## [Collection entries]

*****

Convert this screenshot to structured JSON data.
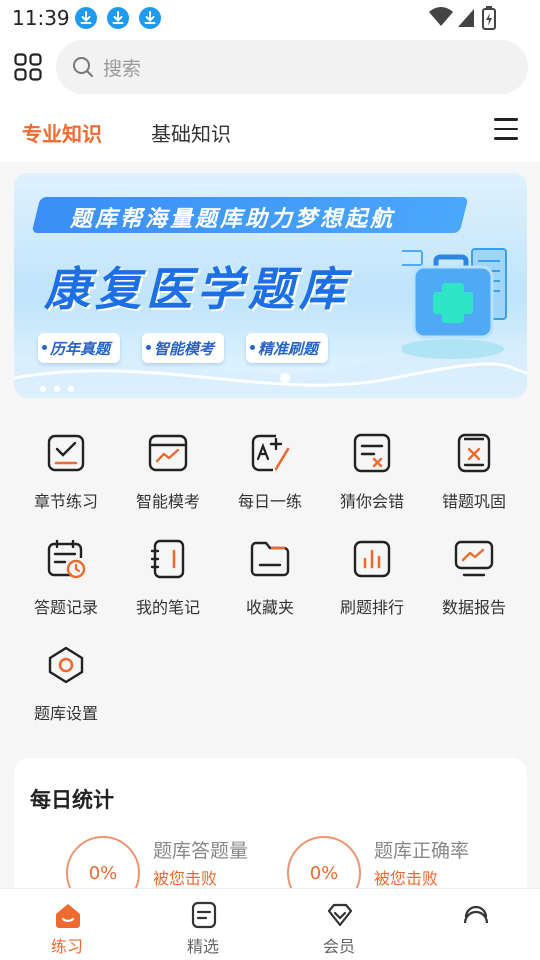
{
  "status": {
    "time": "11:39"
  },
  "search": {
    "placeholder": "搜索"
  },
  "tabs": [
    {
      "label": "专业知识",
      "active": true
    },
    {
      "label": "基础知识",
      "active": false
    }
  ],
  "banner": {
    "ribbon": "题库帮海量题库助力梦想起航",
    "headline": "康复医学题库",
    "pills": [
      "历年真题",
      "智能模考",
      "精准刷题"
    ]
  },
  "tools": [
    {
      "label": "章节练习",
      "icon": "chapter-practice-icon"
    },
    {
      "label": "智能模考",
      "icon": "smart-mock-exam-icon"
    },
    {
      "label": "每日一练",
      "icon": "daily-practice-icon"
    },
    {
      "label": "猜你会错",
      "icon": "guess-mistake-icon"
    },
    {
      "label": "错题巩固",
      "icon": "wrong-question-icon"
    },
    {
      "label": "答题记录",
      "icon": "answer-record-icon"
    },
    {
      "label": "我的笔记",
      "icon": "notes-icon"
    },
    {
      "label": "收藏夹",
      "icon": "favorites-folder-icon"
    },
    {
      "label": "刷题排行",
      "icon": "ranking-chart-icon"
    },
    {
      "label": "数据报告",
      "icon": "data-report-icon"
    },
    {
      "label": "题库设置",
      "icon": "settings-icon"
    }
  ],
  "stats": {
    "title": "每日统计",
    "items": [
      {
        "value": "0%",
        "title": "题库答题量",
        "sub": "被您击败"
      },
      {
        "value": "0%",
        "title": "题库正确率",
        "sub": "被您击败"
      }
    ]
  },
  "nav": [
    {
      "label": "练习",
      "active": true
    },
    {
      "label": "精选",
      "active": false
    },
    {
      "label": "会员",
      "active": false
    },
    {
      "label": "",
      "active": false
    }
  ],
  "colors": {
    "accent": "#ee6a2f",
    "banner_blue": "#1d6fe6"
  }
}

*****

Using the listing, copy every line where the word "icon" shows up.

      "icon": "chapter-practice-icon"
      "icon": "smart-mock-exam-icon"
      "icon": "daily-practice-icon"
      "icon": "guess-mistake-icon"
      "icon": "wrong-question-icon"
      "icon": "answer-record-icon"
      "icon": "notes-icon"
      "icon": "favorites-folder-icon"
      "icon": "ranking-chart-icon"
      "icon": "data-report-icon"
      "icon": "settings-icon"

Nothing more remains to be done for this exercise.